LA PETITE SOCIOTHÈQUE
Petites bouchées d'ouvrages militants à partager

DeVine’s Cut: Public Memory and the Politics of Martyrdom

Thèmes centraux

  • Mémoire publique et effacement racial
  • Critique de l’archive transnormative blanche
  • Construction du martyre dans les récits queer et trans
  • Violence anti-noire et anti-trans dans la production des récits
  • Biomythographie et invention politique de l’histoire
  • Sociogénèse (Wynter) et réinvention des vies noires trans

Résumé et analyse

Résumé conceptuel

Snorton revient sur les meurtres de Brandon Teena, Lisa Lambert et Phillip DeVine le 31 décembre 1993 à Humboldt (Nebraska), point d’ancrage du film Boys Don’t Cry (1999). Il critique la manière dont les récits dominants – films, documentaires, articles – ont systématiquement effacé la figure de Phillip DeVine, homme noir tué aux côtés de Teena, au profit d’une narration centrée sur un martyre trans blanc. Ce processus, qualifié de Brandon archive (Halberstam), organise une mémoire sélective où l’antiblackness structure non seulement l’effacement de DeVine, mais aussi l’édification du récit queer.
────────────────
== Votre travail ==
1. Traduisez en anglais cette phrase de l'extrait : « Snorton revient sur les meurtres de Brandon Teena, Lisa Lambert et Phillip DeVine le 31 décembre 1993 à Humboldt (Nebraska), point d’ancrage du film Boys Don’t Cry (1999). »
2. Répondez brièvement à partir de l'extrait :
(a) À quel auteur la notion de sociogénèse est-elle rattachée ?
(b) En quelle année le film Boys Don't Cry est-il sorti ?
(c) Qui a forgé l'expression « Brandon archive » ?
3. D'après l'extrait, pourquoi Snorton critique-t-il les récits dominants sur les meurtres de Humboldt ? Répondez en une à trois phrases.
────────────────
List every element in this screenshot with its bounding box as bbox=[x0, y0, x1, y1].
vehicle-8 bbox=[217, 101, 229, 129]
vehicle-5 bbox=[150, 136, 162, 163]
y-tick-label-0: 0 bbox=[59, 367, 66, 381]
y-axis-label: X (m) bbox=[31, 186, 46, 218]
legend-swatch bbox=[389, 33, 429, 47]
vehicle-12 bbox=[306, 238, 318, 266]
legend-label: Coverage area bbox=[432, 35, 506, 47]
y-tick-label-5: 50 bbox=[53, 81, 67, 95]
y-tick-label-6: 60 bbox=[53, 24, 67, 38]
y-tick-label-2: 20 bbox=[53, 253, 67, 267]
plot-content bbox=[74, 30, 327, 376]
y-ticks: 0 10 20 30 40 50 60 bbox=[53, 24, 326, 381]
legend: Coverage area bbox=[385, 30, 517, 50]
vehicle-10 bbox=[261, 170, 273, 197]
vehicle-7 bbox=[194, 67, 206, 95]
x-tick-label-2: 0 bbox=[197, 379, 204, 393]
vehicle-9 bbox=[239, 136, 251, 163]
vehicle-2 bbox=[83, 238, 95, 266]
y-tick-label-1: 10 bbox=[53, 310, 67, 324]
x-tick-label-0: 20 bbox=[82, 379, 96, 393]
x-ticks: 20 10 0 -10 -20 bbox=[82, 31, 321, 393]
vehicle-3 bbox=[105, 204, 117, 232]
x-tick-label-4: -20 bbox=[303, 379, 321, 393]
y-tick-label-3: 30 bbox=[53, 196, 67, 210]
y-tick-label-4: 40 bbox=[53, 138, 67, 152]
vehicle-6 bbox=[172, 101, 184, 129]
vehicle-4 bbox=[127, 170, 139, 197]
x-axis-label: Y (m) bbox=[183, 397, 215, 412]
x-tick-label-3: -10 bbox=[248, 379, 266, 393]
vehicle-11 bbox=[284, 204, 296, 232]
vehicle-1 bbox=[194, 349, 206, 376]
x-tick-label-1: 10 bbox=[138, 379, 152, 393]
────────────────
== Réponses ==
1. Snorton revisits the murders of Brandon Teena, Lisa Lambert, and Phillip DeVine on December 31, 1993, in Humboldt, Nebraska, the anchor point of the film Boys Don't Cry (1999).

2.
(a) Wynter
(b) 1999
(c) Halberstam

3. Ces récits (films, documentaires, articles) ont systématiquement effacé Phillip DeVine, homme noir tué aux côtés de Teena. Ils ont préféré une narration centrée sur un martyre trans blanc. Cette mémoire sélective, appelée Brandon archive, est structurée par l'antiblackness.